[start LISTED RECORDS]
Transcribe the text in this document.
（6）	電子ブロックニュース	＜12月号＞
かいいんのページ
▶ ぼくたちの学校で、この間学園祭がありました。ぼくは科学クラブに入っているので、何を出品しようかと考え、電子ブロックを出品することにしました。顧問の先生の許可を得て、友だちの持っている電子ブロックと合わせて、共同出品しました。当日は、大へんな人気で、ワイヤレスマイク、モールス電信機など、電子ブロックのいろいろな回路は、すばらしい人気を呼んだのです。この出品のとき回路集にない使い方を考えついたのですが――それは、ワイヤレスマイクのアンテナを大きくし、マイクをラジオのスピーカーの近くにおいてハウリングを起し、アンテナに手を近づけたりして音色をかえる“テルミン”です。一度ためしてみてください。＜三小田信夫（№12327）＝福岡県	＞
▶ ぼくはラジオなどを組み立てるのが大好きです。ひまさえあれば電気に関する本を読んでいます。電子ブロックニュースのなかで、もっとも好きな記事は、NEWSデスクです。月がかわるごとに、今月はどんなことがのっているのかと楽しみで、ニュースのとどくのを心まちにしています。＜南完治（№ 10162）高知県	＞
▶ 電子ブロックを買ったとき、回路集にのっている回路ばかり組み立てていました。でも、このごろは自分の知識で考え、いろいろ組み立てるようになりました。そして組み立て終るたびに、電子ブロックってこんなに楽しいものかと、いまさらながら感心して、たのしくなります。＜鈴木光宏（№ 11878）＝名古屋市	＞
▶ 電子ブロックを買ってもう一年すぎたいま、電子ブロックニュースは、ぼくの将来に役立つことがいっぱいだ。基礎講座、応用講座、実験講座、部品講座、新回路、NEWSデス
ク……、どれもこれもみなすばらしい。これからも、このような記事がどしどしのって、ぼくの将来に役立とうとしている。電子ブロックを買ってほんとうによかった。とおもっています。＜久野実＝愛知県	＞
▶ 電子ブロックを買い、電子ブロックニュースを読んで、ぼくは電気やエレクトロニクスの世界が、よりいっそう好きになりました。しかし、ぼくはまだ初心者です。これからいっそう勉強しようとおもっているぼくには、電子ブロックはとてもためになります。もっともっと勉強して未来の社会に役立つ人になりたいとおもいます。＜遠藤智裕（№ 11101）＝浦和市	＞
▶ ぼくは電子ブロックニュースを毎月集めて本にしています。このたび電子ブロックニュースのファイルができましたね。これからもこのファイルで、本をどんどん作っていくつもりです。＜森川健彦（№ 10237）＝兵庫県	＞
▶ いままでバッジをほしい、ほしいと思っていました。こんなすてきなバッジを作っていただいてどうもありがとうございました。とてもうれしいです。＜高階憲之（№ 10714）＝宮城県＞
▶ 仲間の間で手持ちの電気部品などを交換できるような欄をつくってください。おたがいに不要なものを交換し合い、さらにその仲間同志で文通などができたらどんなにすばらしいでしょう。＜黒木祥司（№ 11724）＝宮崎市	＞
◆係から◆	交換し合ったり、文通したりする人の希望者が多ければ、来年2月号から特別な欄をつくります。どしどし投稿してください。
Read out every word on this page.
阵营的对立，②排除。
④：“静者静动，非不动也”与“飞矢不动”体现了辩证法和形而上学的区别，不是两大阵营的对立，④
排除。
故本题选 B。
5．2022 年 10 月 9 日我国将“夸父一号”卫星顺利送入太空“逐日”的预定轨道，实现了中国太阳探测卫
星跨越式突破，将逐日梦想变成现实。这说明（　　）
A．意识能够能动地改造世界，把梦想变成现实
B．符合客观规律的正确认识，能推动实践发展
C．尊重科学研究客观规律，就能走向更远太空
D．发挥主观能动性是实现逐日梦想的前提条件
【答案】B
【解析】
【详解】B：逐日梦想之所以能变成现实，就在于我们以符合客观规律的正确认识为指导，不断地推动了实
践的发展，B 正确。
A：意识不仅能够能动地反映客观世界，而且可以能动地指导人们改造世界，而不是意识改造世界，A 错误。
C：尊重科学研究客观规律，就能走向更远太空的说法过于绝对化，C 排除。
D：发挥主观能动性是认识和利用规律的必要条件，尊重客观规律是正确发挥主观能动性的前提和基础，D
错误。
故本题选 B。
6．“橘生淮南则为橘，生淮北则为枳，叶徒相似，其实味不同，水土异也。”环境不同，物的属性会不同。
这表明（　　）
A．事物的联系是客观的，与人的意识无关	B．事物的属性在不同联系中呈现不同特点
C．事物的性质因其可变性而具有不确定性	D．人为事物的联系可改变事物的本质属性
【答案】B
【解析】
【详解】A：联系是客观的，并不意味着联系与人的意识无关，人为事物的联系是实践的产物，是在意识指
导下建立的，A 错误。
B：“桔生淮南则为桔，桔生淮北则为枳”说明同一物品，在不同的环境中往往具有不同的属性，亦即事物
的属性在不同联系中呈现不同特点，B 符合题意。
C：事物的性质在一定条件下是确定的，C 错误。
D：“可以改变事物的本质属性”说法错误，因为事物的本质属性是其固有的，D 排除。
[end LISTED RECORDS]
● **PROBLEM TO SOLVE**
Identify each line of the material where the word "this" shows up, and copy it.

● **TASK ANSWER**
Transcribe the text in this document.
Read out every word on this page.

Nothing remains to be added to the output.